■ Stated exercise
All lines in which the word "title" occurs are to be extracted.

Figure content listings
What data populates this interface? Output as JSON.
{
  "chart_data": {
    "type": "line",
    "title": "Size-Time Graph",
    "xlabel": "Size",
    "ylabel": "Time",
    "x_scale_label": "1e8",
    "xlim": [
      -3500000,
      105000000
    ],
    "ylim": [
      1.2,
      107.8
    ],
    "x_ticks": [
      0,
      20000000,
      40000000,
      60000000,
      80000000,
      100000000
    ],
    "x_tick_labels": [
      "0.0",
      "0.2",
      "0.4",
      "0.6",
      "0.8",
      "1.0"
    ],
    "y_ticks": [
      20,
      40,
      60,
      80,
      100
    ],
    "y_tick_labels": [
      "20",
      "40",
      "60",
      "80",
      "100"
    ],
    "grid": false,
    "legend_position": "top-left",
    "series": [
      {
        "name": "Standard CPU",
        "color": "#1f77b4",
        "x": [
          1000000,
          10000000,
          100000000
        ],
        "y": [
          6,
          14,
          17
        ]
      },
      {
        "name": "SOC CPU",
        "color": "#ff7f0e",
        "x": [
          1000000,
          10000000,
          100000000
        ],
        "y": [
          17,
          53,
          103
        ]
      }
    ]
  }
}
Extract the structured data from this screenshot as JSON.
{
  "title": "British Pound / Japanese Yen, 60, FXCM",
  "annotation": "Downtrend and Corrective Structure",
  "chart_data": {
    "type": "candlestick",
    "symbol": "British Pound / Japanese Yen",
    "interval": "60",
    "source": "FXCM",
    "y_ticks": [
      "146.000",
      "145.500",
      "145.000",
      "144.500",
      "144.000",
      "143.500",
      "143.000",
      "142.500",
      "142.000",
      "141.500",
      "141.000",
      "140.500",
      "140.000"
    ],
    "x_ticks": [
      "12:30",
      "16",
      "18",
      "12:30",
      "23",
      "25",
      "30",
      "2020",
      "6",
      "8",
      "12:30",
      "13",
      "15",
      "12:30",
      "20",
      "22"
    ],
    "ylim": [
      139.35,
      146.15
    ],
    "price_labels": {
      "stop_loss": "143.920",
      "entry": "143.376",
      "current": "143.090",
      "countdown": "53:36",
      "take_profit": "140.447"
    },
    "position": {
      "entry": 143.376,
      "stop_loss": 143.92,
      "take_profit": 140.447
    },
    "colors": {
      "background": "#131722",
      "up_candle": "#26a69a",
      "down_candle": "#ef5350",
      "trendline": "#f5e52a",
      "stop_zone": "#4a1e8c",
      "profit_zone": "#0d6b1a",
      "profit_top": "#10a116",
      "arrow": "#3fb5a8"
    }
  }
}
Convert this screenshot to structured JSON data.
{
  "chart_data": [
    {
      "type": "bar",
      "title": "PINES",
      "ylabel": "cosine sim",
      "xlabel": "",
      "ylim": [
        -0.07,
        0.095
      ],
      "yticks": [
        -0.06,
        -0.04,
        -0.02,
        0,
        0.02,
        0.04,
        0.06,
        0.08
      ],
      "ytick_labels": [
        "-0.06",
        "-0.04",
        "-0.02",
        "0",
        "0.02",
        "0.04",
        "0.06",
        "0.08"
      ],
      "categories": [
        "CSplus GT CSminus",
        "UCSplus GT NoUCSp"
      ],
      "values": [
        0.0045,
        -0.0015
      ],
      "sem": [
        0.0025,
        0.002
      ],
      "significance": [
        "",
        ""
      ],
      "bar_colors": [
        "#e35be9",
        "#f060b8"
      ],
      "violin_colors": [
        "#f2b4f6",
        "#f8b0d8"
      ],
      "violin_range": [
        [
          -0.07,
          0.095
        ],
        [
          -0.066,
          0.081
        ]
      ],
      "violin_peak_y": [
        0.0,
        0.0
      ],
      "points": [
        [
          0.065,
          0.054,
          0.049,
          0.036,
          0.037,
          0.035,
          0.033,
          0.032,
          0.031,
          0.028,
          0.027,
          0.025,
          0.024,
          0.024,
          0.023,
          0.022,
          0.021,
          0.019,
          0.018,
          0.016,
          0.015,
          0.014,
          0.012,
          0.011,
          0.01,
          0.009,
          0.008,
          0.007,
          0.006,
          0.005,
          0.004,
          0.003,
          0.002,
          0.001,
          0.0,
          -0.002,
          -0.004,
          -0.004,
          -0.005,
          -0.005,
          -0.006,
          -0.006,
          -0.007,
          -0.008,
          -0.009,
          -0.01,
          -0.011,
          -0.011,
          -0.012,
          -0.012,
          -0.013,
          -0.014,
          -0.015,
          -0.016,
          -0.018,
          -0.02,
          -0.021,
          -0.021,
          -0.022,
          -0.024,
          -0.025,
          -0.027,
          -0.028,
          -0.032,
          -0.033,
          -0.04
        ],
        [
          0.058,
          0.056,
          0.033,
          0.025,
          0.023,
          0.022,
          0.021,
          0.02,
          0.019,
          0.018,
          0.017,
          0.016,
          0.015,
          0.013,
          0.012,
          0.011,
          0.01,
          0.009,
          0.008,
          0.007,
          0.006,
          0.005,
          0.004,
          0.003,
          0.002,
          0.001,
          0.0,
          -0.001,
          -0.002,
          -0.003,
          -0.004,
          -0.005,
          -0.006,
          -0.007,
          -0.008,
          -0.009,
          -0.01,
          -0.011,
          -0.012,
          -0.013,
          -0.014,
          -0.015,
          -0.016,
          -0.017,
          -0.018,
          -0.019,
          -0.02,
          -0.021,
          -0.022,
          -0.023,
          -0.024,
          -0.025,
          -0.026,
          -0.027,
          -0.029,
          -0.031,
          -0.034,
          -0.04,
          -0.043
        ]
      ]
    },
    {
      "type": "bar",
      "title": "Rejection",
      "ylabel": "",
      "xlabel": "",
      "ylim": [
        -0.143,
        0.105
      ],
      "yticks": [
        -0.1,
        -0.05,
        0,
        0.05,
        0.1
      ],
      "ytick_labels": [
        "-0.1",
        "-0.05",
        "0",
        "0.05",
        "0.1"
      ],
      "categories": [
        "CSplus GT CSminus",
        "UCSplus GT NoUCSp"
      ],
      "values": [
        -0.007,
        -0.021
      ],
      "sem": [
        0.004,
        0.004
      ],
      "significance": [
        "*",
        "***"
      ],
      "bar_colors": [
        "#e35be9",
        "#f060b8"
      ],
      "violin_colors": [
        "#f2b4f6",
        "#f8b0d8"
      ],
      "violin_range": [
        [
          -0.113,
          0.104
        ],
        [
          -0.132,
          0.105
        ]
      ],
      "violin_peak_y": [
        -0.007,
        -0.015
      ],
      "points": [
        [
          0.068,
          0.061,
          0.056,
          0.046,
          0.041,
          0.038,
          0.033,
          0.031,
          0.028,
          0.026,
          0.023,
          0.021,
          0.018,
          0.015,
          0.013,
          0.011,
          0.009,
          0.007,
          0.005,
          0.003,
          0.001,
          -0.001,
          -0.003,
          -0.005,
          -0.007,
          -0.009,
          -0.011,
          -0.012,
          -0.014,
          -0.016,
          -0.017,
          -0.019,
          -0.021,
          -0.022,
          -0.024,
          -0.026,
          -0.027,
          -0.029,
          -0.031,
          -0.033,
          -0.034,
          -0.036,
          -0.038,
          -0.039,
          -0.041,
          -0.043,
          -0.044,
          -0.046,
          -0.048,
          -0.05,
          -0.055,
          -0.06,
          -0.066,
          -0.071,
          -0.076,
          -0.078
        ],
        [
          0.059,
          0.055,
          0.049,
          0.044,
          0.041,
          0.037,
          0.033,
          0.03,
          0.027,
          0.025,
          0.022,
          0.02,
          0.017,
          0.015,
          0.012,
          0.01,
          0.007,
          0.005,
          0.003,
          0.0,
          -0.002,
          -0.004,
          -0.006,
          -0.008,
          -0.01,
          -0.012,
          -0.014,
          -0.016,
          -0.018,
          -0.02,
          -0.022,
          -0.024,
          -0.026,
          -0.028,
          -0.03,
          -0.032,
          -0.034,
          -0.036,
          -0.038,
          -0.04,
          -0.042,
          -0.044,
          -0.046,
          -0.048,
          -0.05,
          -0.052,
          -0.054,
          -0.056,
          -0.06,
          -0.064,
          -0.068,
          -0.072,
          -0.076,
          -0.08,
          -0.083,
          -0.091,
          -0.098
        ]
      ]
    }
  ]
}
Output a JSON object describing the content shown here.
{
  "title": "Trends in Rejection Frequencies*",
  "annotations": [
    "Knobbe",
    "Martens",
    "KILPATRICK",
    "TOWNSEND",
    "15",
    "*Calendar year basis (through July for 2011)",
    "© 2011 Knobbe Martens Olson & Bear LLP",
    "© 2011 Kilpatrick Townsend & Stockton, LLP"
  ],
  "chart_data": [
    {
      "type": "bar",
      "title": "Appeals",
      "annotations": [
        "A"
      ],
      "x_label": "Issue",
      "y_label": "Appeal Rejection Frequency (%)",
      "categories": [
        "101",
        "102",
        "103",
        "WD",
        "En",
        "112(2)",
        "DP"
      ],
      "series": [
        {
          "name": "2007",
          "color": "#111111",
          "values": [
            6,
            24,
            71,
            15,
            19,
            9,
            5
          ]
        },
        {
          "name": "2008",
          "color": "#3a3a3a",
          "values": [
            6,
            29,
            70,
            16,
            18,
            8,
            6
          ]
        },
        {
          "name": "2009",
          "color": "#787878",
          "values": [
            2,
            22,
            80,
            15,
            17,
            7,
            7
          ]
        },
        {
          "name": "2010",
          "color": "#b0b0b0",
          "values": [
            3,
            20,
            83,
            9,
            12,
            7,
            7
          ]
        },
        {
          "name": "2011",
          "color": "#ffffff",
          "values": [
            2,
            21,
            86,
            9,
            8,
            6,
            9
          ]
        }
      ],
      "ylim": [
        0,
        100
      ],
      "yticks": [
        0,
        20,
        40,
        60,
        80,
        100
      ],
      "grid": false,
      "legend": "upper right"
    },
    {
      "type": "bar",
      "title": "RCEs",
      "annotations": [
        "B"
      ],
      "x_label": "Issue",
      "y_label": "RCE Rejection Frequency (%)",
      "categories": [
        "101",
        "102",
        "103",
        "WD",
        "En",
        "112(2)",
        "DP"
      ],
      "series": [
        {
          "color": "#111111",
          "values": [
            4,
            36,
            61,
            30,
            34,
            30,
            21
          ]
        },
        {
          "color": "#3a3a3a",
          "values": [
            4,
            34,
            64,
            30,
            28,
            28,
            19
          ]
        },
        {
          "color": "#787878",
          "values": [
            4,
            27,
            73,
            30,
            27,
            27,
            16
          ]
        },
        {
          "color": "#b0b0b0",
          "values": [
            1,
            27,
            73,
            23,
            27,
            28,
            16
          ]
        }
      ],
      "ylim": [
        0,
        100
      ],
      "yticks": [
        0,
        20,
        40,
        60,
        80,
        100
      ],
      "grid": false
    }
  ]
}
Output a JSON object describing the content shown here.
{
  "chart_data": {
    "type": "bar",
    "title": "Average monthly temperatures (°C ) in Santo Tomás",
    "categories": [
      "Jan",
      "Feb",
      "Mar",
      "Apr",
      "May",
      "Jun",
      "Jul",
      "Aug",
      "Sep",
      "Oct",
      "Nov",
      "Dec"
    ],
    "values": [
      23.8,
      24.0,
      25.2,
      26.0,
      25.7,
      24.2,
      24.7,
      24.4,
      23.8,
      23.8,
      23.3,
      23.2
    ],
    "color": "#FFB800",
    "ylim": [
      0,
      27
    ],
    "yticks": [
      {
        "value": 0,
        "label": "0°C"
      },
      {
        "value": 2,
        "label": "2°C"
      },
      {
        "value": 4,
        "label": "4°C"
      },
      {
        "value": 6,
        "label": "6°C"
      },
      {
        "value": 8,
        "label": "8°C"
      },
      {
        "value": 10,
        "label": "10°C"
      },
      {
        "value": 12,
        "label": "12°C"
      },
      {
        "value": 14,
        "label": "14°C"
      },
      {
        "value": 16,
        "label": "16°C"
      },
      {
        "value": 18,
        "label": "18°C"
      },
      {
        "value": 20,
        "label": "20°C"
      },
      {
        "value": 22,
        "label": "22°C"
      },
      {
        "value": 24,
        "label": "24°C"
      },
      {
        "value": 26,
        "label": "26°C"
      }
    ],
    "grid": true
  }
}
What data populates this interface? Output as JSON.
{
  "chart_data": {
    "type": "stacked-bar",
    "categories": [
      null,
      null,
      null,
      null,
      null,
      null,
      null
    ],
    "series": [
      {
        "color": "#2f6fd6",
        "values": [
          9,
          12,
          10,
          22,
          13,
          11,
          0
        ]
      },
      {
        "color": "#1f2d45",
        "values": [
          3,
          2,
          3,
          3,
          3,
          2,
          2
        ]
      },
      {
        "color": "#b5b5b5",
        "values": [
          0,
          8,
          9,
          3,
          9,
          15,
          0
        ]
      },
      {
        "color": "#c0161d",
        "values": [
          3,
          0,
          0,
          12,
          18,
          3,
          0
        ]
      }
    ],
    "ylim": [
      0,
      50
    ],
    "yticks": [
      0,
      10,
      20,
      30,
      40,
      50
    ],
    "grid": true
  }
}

■ Solution for this exercise
    "title": "Size-Time Graph",
  "title": "British Pound / Japanese Yen, 60, FXCM",
      "title": "PINES",
      "title": "Rejection",
  "title": "Trends in Rejection Frequencies*",
      "title": "Appeals",
      "title": "RCEs",
    "title": "Average monthly temperatures (°C ) in Santo Tomás",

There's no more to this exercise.